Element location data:
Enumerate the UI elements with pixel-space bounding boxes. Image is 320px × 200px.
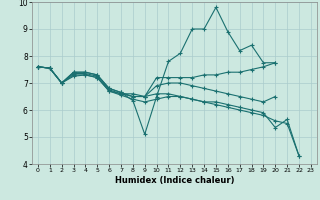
X-axis label: Humidex (Indice chaleur): Humidex (Indice chaleur) xyxy=(115,176,234,185)
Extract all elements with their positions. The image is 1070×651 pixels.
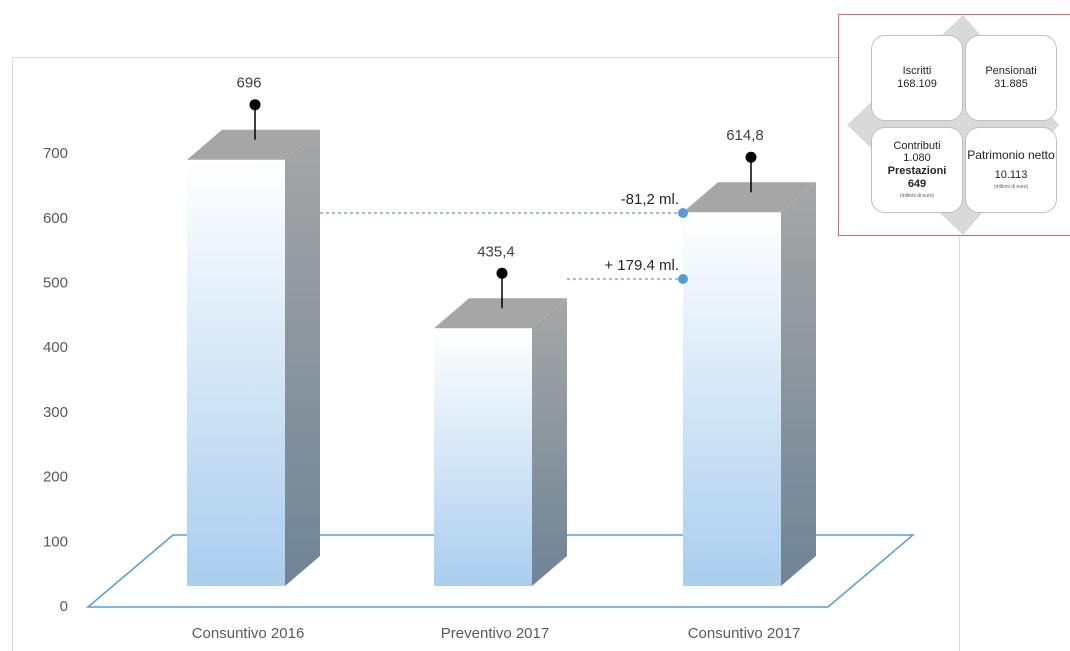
bar-front — [683, 212, 781, 586]
card-patrimonio-note: (milioni di euro) — [993, 184, 1029, 191]
card-contributi: Contributi 1.080 Prestazioni 649 (milion… — [871, 127, 963, 213]
bar-front — [434, 328, 532, 586]
y-tick-label: 300 — [43, 404, 68, 421]
card-iscritti: Iscritti 168.109 — [871, 35, 963, 121]
annotation-dot — [678, 208, 688, 218]
bar-value-label: 614,8 — [726, 127, 764, 144]
card-patrimonio-title: Patrimonio netto — [967, 147, 1055, 162]
bar: 435,4 — [434, 243, 567, 586]
bar-top — [187, 129, 320, 160]
y-tick-label: 600 — [43, 210, 68, 227]
bar-value-label: 696 — [236, 75, 261, 92]
card-iscritti-value: 168.109 — [897, 78, 937, 90]
bar: 696 — [187, 75, 320, 587]
card-contributi-note: (milioni di euro) — [899, 193, 935, 200]
y-tick-label: 500 — [43, 275, 68, 292]
y-tick-label: 400 — [43, 339, 68, 356]
card-patrimonio-value: 10.113 — [994, 168, 1028, 181]
y-tick-label: 200 — [43, 469, 68, 486]
annotation-label: -81,2 ml. — [621, 191, 679, 208]
bar-top — [434, 298, 567, 329]
x-category-label: Consuntivo 2016 — [192, 625, 305, 642]
annotation-label: + 179.4 ml. — [604, 257, 679, 274]
bar-pin-dot — [745, 151, 757, 163]
card-contributi-value: 1.080 — [903, 152, 931, 165]
annotation-dot — [678, 274, 688, 284]
card-prestazioni-value: 649 — [907, 177, 927, 190]
card-prestazioni-title: Prestazioni — [887, 165, 947, 178]
bar-side — [781, 182, 816, 586]
y-tick-label: 700 — [43, 145, 68, 162]
card-patrimonio: Patrimonio netto 10.113 (milioni di euro… — [965, 127, 1057, 213]
card-pensionati: Pensionati 31.885 — [965, 35, 1057, 121]
y-tick-label: 0 — [60, 598, 68, 615]
y-tick-label: 100 — [43, 533, 68, 550]
info-panel: Iscritti 168.109 Pensionati 31.885 Contr… — [838, 14, 1070, 236]
bar-front — [187, 159, 285, 587]
card-contributi-title: Contributi — [893, 139, 941, 152]
bar-value-label: 435,4 — [477, 243, 515, 260]
floor-plane — [85, 534, 916, 608]
bar-side — [532, 298, 567, 586]
bar-pin-dot — [496, 267, 508, 279]
card-pensionati-value: 31.885 — [994, 78, 1028, 90]
chart-frame — [12, 57, 960, 651]
bar-top — [683, 182, 816, 213]
bar-pin-dot — [249, 99, 261, 111]
bar: 614,8 — [683, 127, 816, 586]
card-iscritti-title: Iscritti — [902, 65, 932, 78]
x-category-label: Consuntivo 2017 — [688, 625, 801, 642]
card-pensionati-title: Pensionati — [985, 65, 1037, 78]
x-category-label: Preventivo 2017 — [441, 625, 549, 642]
bar-side — [285, 129, 320, 587]
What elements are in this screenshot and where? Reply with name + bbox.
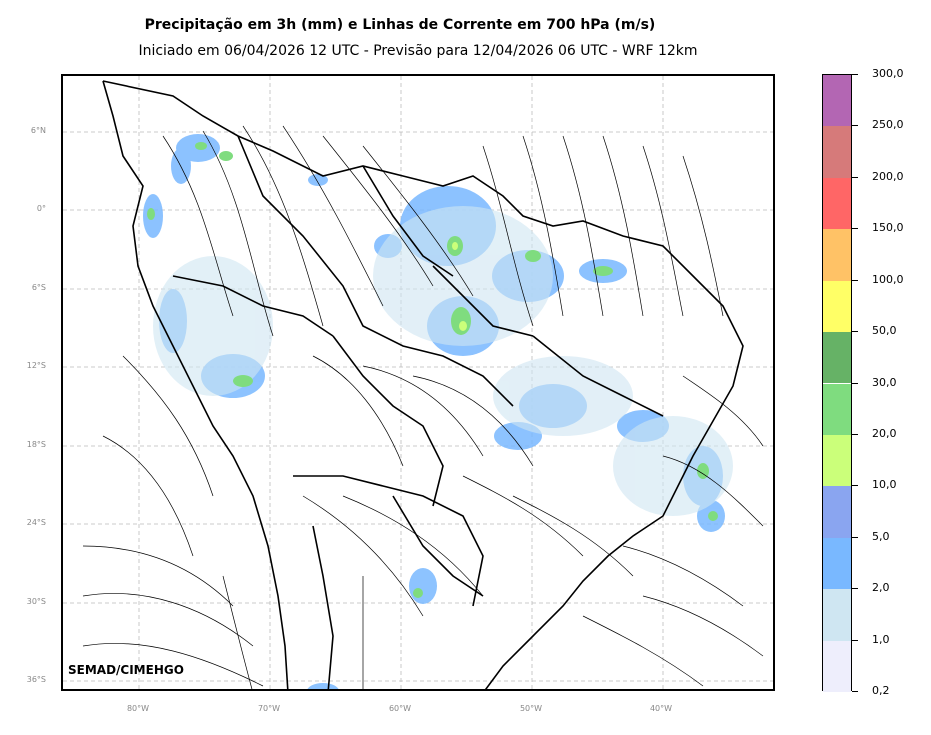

▶ Exercise task
Copy out all of the data above word for word, leaving out the picture lines.

▶ Output for this exercise
Enumerate the UI elements with pixel-space bounding boxes. Image is 320px × 200px.
X-axis label: Humidex (Indice chaleur): Humidex (Indice chaleur) xyxy=(115,176,234,185)
Extract all elements with their positions. The image is 1070×651 pixels.
bar-front — [683, 212, 781, 586]
card-patrimonio-note: (milioni di euro) — [993, 184, 1029, 191]
card-contributi: Contributi 1.080 Prestazioni 649 (milion… — [871, 127, 963, 213]
bar-front — [434, 328, 532, 586]
y-tick-label: 300 — [43, 404, 68, 421]
card-iscritti: Iscritti 168.109 — [871, 35, 963, 121]
annotation-dot — [678, 208, 688, 218]
bar-value-label: 614,8 — [726, 127, 764, 144]
card-patrimonio-title: Patrimonio netto — [967, 147, 1055, 162]
bar: 435,4 — [434, 243, 567, 586]
bar-top — [187, 129, 320, 160]
y-tick-label: 600 — [43, 210, 68, 227]
bar-value-label: 696 — [236, 75, 261, 92]
card-iscritti-value: 168.109 — [897, 78, 937, 90]
bar: 696 — [187, 75, 320, 587]
card-contributi-note: (milioni di euro) — [899, 193, 935, 200]
y-tick-label: 500 — [43, 275, 68, 292]
y-tick-label: 400 — [43, 339, 68, 356]
card-patrimonio-value: 10.113 — [994, 168, 1028, 181]
y-tick-label: 200 — [43, 469, 68, 486]
annotation-label: -81,2 ml. — [621, 191, 679, 208]
bar-top — [434, 298, 567, 329]
x-category-label: Consuntivo 2016 — [192, 625, 305, 642]
annotation-label: + 179.4 ml. — [604, 257, 679, 274]
bar-pin-dot — [745, 151, 757, 163]
card-contributi-value: 1.080 — [903, 152, 931, 165]
annotation-dot — [678, 274, 688, 284]
card-prestazioni-value: 649 — [907, 177, 927, 190]
card-prestazioni-title: Prestazioni — [887, 165, 947, 178]
bar-side — [781, 182, 816, 586]
y-tick-label: 700 — [43, 145, 68, 162]
card-patrimonio: Patrimonio netto 10.113 (milioni di euro… — [965, 127, 1057, 213]
card-pensionati: Pensionati 31.885 — [965, 35, 1057, 121]
y-tick-label: 0 — [60, 598, 68, 615]
y-tick-label: 100 — [43, 533, 68, 550]
info-panel: Iscritti 168.109 Pensionati 31.885 Contr… — [838, 14, 1070, 236]
bar-front — [187, 159, 285, 587]
card-contributi-title: Contributi — [893, 139, 941, 152]
bar-value-label: 435,4 — [477, 243, 515, 260]
floor-plane — [85, 534, 916, 608]
bar-side — [532, 298, 567, 586]
bar-pin-dot — [496, 267, 508, 279]
card-pensionati-value: 31.885 — [994, 78, 1028, 90]
chart-frame — [12, 57, 960, 651]
bar-top — [683, 182, 816, 213]
bar-pin-dot — [249, 99, 261, 111]
bar: 614,8 — [683, 127, 816, 586]
card-iscritti-title: Iscritti — [902, 65, 932, 78]
x-category-label: Consuntivo 2017 — [688, 625, 801, 642]
card-pensionati-title: Pensionati — [985, 65, 1037, 78]
x-category-label: Preventivo 2017 — [441, 625, 549, 642]
bar-side — [285, 129, 320, 587]
What elements are in this screenshot and where? Reply with name + bbox.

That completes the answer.